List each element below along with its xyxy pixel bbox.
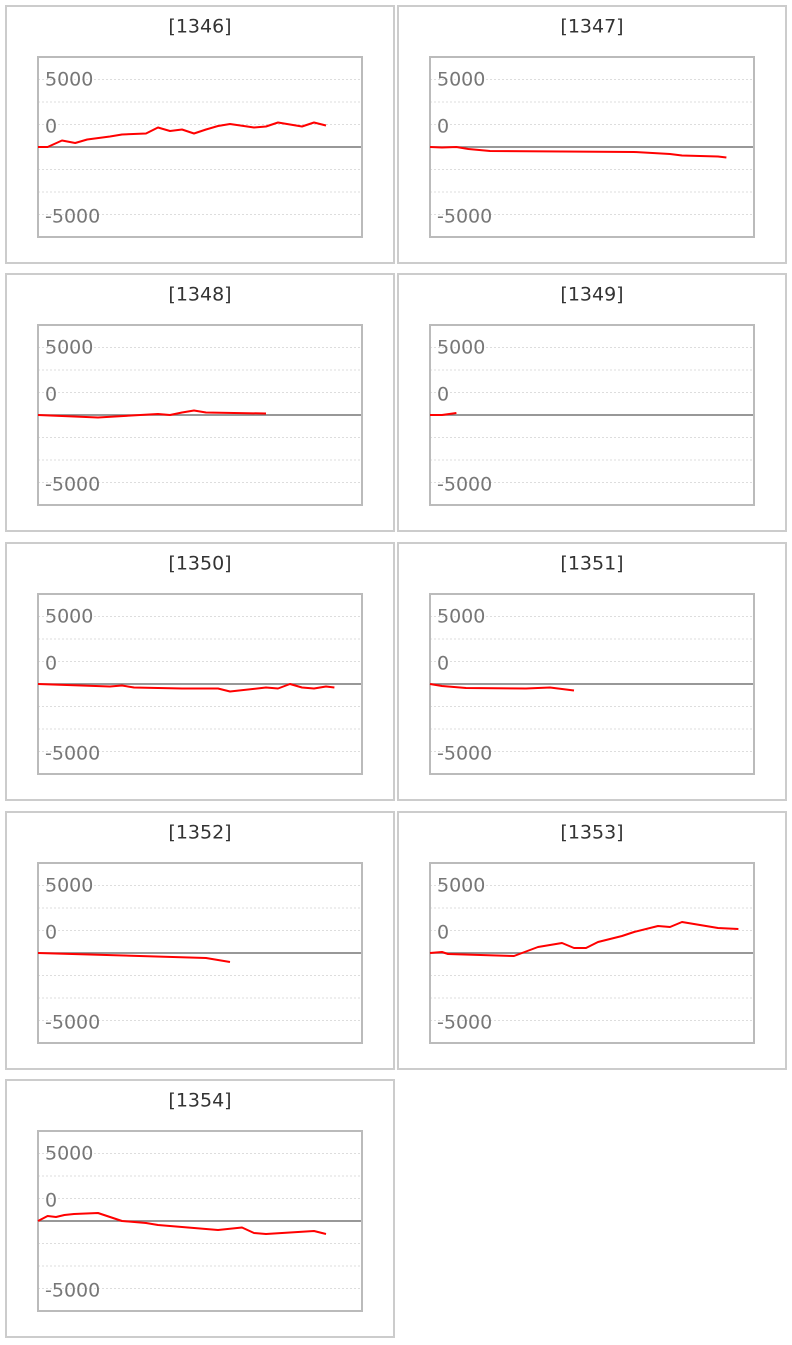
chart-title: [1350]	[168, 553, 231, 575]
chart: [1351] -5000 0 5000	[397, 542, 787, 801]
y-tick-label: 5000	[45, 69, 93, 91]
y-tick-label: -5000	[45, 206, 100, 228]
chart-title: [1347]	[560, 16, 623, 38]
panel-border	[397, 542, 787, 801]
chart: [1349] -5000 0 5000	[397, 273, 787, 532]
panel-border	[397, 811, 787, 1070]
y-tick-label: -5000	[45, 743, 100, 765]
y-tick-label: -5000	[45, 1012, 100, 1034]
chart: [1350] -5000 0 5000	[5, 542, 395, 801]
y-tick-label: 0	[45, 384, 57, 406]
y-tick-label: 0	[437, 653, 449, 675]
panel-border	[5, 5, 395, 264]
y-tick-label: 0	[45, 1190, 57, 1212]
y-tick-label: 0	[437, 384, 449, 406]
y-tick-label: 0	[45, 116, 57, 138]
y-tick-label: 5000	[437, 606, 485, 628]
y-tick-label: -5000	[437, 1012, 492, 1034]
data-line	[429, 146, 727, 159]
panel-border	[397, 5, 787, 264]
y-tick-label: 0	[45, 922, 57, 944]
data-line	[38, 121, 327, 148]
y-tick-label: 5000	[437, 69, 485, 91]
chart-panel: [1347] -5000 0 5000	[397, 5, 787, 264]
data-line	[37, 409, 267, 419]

----

Can you print the listing above line for line, exactly as it appears, leaving out the pictures?

List each element below along with its xyxy pixel bbox.
chart-title: [1350]	[168, 553, 231, 575]
chart: [1351] -5000 0 5000	[397, 542, 787, 801]
y-tick-label: 5000	[45, 69, 93, 91]
y-tick-label: -5000	[45, 206, 100, 228]
chart-title: [1347]	[560, 16, 623, 38]
panel-border	[397, 542, 787, 801]
chart: [1349] -5000 0 5000	[397, 273, 787, 532]
panel-border	[397, 811, 787, 1070]
y-tick-label: -5000	[45, 743, 100, 765]
y-tick-label: -5000	[45, 1012, 100, 1034]
chart: [1350] -5000 0 5000	[5, 542, 395, 801]
y-tick-label: 0	[45, 384, 57, 406]
y-tick-label: 0	[437, 653, 449, 675]
panel-border	[5, 5, 395, 264]
y-tick-label: 0	[45, 1190, 57, 1212]
y-tick-label: 0	[437, 384, 449, 406]
y-tick-label: 0	[45, 116, 57, 138]
y-tick-label: 5000	[437, 606, 485, 628]
y-tick-label: -5000	[437, 1012, 492, 1034]
data-line	[429, 146, 727, 159]
panel-border	[397, 5, 787, 264]
y-tick-label: 0	[45, 922, 57, 944]
data-line	[38, 121, 327, 148]
y-tick-label: 5000	[437, 69, 485, 91]
chart-panel: [1347] -5000 0 5000	[397, 5, 787, 264]
data-line	[37, 409, 267, 419]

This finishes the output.